• _Written instruction_: Exactly as they appear, output all of the records. Skip any images.

Records from a data collection:
=-=-=-=-=

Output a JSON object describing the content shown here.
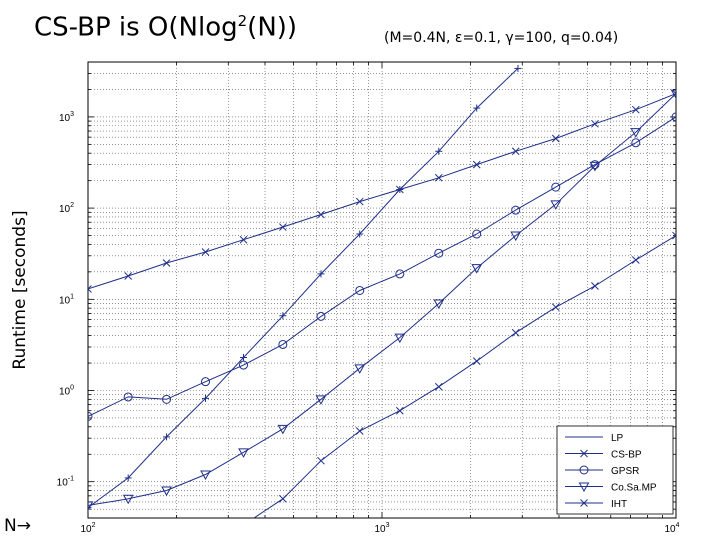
{
  "title": {
    "main_prefix": "CS-BP is O(Nlog",
    "main_exp": "2",
    "main_suffix": "(N))",
    "params": "(M=0.4N, ε=0.1, γ=100, q=0.04)"
  },
  "n_label": "N→",
  "chart_data": {
    "type": "line",
    "title": "",
    "xlabel": "",
    "ylabel": "Runtime [seconds]",
    "xscale": "log",
    "yscale": "log",
    "xlim": [
      100,
      10000
    ],
    "ylim": [
      0.04,
      4000
    ],
    "grid": true,
    "legend_position": "bottom-right",
    "x_ticks": [
      {
        "v": 100,
        "base": "10",
        "exp": "2"
      },
      {
        "v": 1000,
        "base": "10",
        "exp": "3"
      },
      {
        "v": 10000,
        "base": "10",
        "exp": "4"
      }
    ],
    "y_ticks": [
      {
        "v": 0.1,
        "base": "10",
        "exp": "-1"
      },
      {
        "v": 1,
        "base": "10",
        "exp": "0"
      },
      {
        "v": 10,
        "base": "10",
        "exp": "1"
      },
      {
        "v": 100,
        "base": "10",
        "exp": "2"
      },
      {
        "v": 1000,
        "base": "10",
        "exp": "3"
      }
    ],
    "line_color": "#1f2f8a",
    "series": [
      {
        "name": "LP",
        "marker": "plus",
        "points": [
          [
            100,
            0.052
          ],
          [
            137,
            0.11
          ],
          [
            185,
            0.31
          ],
          [
            251,
            0.82
          ],
          [
            338,
            2.3
          ],
          [
            460,
            6.6
          ],
          [
            620,
            19
          ],
          [
            840,
            52
          ],
          [
            1150,
            160
          ],
          [
            1560,
            420
          ],
          [
            2100,
            1250
          ],
          [
            2900,
            3400
          ]
        ]
      },
      {
        "name": "CS-BP",
        "marker": "x",
        "points": [
          [
            340,
            0.034
          ],
          [
            460,
            0.065
          ],
          [
            620,
            0.17
          ],
          [
            840,
            0.36
          ],
          [
            1150,
            0.6
          ],
          [
            1560,
            1.1
          ],
          [
            2100,
            2.1
          ],
          [
            2850,
            4.3
          ],
          [
            3900,
            8.2
          ],
          [
            5300,
            14
          ],
          [
            7300,
            27
          ],
          [
            10000,
            50
          ]
        ]
      },
      {
        "name": "GPSR",
        "marker": "circle",
        "points": [
          [
            100,
            0.52
          ],
          [
            137,
            0.85
          ],
          [
            185,
            0.8
          ],
          [
            251,
            1.25
          ],
          [
            338,
            1.9
          ],
          [
            460,
            3.2
          ],
          [
            620,
            6.5
          ],
          [
            840,
            12.5
          ],
          [
            1150,
            19
          ],
          [
            1560,
            32
          ],
          [
            2100,
            52
          ],
          [
            2850,
            95
          ],
          [
            3900,
            170
          ],
          [
            5300,
            300
          ],
          [
            7300,
            520
          ],
          [
            10000,
            1000
          ]
        ]
      },
      {
        "name": "CoSaMP",
        "marker": "triangle-down",
        "points": [
          [
            100,
            0.055
          ],
          [
            137,
            0.065
          ],
          [
            185,
            0.08
          ],
          [
            251,
            0.12
          ],
          [
            338,
            0.21
          ],
          [
            460,
            0.38
          ],
          [
            620,
            0.8
          ],
          [
            840,
            1.75
          ],
          [
            1150,
            3.8
          ],
          [
            1560,
            9
          ],
          [
            2100,
            22
          ],
          [
            2850,
            50
          ],
          [
            3900,
            110
          ],
          [
            5300,
            290
          ],
          [
            7300,
            680
          ],
          [
            10000,
            1800
          ]
        ]
      },
      {
        "name": "IHT",
        "marker": "x",
        "points": [
          [
            100,
            13
          ],
          [
            137,
            18
          ],
          [
            185,
            25
          ],
          [
            251,
            33
          ],
          [
            338,
            45
          ],
          [
            460,
            62
          ],
          [
            620,
            85
          ],
          [
            840,
            118
          ],
          [
            1150,
            160
          ],
          [
            1560,
            215
          ],
          [
            2100,
            300
          ],
          [
            2850,
            420
          ],
          [
            3900,
            580
          ],
          [
            5300,
            840
          ],
          [
            7300,
            1200
          ],
          [
            10000,
            1800
          ]
        ]
      }
    ],
    "legend": [
      "LP",
      "CS-BP",
      "GPSR",
      "Co.Sa.MP",
      "IHT"
    ]
  }
}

=-=-=-=-=

• _Solved exercise_:
Output a JSON object describing the content shown here.
{
  "title": {
    "main_prefix": "CS-BP is O(Nlog",
    "main_exp": "2",
    "main_suffix": "(N))",
    "params": "(M=0.4N, ε=0.1, γ=100, q=0.04)"
  },
  "n_label": "N→",
  "chart_data": {
    "type": "line",
    "title": "",
    "xlabel": "",
    "ylabel": "Runtime [seconds]",
    "xscale": "log",
    "yscale": "log",
    "xlim": [
      100,
      10000
    ],
    "ylim": [
      0.04,
      4000
    ],
    "grid": true,
    "legend_position": "bottom-right",
    "x_ticks": [
      {
        "v": 100,
        "base": "10",
        "exp": "2"
      },
      {
        "v": 1000,
        "base": "10",
        "exp": "3"
      },
      {
        "v": 10000,
        "base": "10",
        "exp": "4"
      }
    ],
    "y_ticks": [
      {
        "v": 0.1,
        "base": "10",
        "exp": "-1"
      },
      {
        "v": 1,
        "base": "10",
        "exp": "0"
      },
      {
        "v": 10,
        "base": "10",
        "exp": "1"
      },
      {
        "v": 100,
        "base": "10",
        "exp": "2"
      },
      {
        "v": 1000,
        "base": "10",
        "exp": "3"
      }
    ],
    "line_color": "#1f2f8a",
    "series": [
      {
        "name": "LP",
        "marker": "plus",
        "points": [
          [
            100,
            0.052
          ],
          [
            137,
            0.11
          ],
          [
            185,
            0.31
          ],
          [
            251,
            0.82
          ],
          [
            338,
            2.3
          ],
          [
            460,
            6.6
          ],
          [
            620,
            19
          ],
          [
            840,
            52
          ],
          [
            1150,
            160
          ],
          [
            1560,
            420
          ],
          [
            2100,
            1250
          ],
          [
            2900,
            3400
          ]
        ]
      },
      {
        "name": "CS-BP",
        "marker": "x",
        "points": [
          [
            340,
            0.034
          ],
          [
            460,
            0.065
          ],
          [
            620,
            0.17
          ],
          [
            840,
            0.36
          ],
          [
            1150,
            0.6
          ],
          [
            1560,
            1.1
          ],
          [
            2100,
            2.1
          ],
          [
            2850,
            4.3
          ],
          [
            3900,
            8.2
          ],
          [
            5300,
            14
          ],
          [
            7300,
            27
          ],
          [
            10000,
            50
          ]
        ]
      },
      {
        "name": "GPSR",
        "marker": "circle",
        "points": [
          [
            100,
            0.52
          ],
          [
            137,
            0.85
          ],
          [
            185,
            0.8
          ],
          [
            251,
            1.25
          ],
          [
            338,
            1.9
          ],
          [
            460,
            3.2
          ],
          [
            620,
            6.5
          ],
          [
            840,
            12.5
          ],
          [
            1150,
            19
          ],
          [
            1560,
            32
          ],
          [
            2100,
            52
          ],
          [
            2850,
            95
          ],
          [
            3900,
            170
          ],
          [
            5300,
            300
          ],
          [
            7300,
            520
          ],
          [
            10000,
            1000
          ]
        ]
      },
      {
        "name": "CoSaMP",
        "marker": "triangle-down",
        "points": [
          [
            100,
            0.055
          ],
          [
            137,
            0.065
          ],
          [
            185,
            0.08
          ],
          [
            251,
            0.12
          ],
          [
            338,
            0.21
          ],
          [
            460,
            0.38
          ],
          [
            620,
            0.8
          ],
          [
            840,
            1.75
          ],
          [
            1150,
            3.8
          ],
          [
            1560,
            9
          ],
          [
            2100,
            22
          ],
          [
            2850,
            50
          ],
          [
            3900,
            110
          ],
          [
            5300,
            290
          ],
          [
            7300,
            680
          ],
          [
            10000,
            1800
          ]
        ]
      },
      {
        "name": "IHT",
        "marker": "x",
        "points": [
          [
            100,
            13
          ],
          [
            137,
            18
          ],
          [
            185,
            25
          ],
          [
            251,
            33
          ],
          [
            338,
            45
          ],
          [
            460,
            62
          ],
          [
            620,
            85
          ],
          [
            840,
            118
          ],
          [
            1150,
            160
          ],
          [
            1560,
            215
          ],
          [
            2100,
            300
          ],
          [
            2850,
            420
          ],
          [
            3900,
            580
          ],
          [
            5300,
            840
          ],
          [
            7300,
            1200
          ],
          [
            10000,
            1800
          ]
        ]
      }
    ],
    "legend": [
      "LP",
      "CS-BP",
      "GPSR",
      "Co.Sa.MP",
      "IHT"
    ]
  }
}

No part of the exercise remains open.